# Inter‐individual variation in SpO2 during endurance exercise in hypoxia does not correlate with endocrine and angiogenic growth factor responses

**Authors:** Hisashi Mori, Hyejung Hwang, Kazushige Goto

PMC · DOI: 10.14814/phy2.70221 · Physiological Reports · 2025-02-09

## TL;DR

This study found that differences in blood oxygen levels during exercise in low oxygen conditions do not affect hormone and growth factor responses in healthy men.

## Contribution

The study reveals that inter-individual variation in SpO2 does not influence endocrine and angiogenic growth factor responses during hypoxic endurance exercise.

## Key findings

- SpO2 varied by more than 10% among participants during hypoxic exercise.
- No significant correlations were found between SpO2 and changes in GH, cortisol, or VEGF.
- Inter-individual variation in SpO2 does not modify endocrine or angiogenic growth factor responses.

DATA LISTING
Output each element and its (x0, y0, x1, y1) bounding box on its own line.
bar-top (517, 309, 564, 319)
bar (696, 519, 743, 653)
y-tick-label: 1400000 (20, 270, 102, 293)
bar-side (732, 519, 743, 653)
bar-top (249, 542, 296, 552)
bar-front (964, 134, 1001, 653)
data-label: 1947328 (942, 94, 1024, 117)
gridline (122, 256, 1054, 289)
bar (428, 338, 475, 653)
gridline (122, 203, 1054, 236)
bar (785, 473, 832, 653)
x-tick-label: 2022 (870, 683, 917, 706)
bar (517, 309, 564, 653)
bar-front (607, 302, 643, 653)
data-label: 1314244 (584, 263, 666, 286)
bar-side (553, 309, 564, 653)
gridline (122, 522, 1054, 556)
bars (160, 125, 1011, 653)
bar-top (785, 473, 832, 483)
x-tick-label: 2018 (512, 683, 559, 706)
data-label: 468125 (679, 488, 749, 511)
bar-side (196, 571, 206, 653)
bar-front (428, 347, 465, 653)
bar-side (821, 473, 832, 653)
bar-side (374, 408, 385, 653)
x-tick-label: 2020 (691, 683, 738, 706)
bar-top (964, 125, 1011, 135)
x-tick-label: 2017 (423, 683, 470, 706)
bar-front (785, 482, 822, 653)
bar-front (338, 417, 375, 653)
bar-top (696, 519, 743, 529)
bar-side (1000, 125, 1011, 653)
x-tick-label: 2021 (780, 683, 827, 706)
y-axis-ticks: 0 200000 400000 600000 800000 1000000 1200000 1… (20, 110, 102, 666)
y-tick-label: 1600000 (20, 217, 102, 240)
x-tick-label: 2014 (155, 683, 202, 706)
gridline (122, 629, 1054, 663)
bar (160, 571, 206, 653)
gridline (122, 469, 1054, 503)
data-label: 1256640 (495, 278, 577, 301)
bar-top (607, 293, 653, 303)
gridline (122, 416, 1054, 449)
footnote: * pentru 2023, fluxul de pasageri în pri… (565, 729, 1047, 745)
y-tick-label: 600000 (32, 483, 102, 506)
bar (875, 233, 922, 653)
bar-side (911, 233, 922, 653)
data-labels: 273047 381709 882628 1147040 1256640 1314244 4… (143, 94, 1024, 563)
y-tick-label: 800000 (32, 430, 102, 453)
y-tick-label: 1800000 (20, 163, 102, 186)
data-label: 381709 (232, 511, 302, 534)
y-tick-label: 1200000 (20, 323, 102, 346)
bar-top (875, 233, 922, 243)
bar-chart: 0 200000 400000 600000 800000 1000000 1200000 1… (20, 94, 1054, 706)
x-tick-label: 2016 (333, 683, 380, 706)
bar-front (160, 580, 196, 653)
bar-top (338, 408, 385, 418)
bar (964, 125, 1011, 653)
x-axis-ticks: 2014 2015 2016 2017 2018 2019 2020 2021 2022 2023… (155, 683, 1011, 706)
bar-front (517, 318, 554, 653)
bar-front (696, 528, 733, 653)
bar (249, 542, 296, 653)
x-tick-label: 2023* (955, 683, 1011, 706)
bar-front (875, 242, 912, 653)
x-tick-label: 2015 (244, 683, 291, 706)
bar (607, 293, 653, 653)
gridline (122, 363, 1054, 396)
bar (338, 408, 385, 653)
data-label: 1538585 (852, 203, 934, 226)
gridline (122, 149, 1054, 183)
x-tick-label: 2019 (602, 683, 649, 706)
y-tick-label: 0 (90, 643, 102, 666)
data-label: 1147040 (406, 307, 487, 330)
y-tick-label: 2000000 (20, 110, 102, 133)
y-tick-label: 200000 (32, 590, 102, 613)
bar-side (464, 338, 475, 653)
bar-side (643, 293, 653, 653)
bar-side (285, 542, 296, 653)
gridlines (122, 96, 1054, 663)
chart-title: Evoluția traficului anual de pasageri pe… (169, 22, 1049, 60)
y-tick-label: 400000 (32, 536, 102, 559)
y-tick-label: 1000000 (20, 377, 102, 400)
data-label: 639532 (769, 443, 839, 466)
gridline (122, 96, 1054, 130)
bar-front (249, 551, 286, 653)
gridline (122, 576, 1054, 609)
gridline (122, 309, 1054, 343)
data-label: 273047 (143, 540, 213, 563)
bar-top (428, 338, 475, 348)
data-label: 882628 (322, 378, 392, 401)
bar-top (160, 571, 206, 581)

WHAT YOU WILL DO
Which authors does the hypoxia study list? The rows have nothing to do with the hypoxia study.

ANSWER TO THE EXERCISE
Hisashi Mori, Hyejung Hwang, Kazushige Goto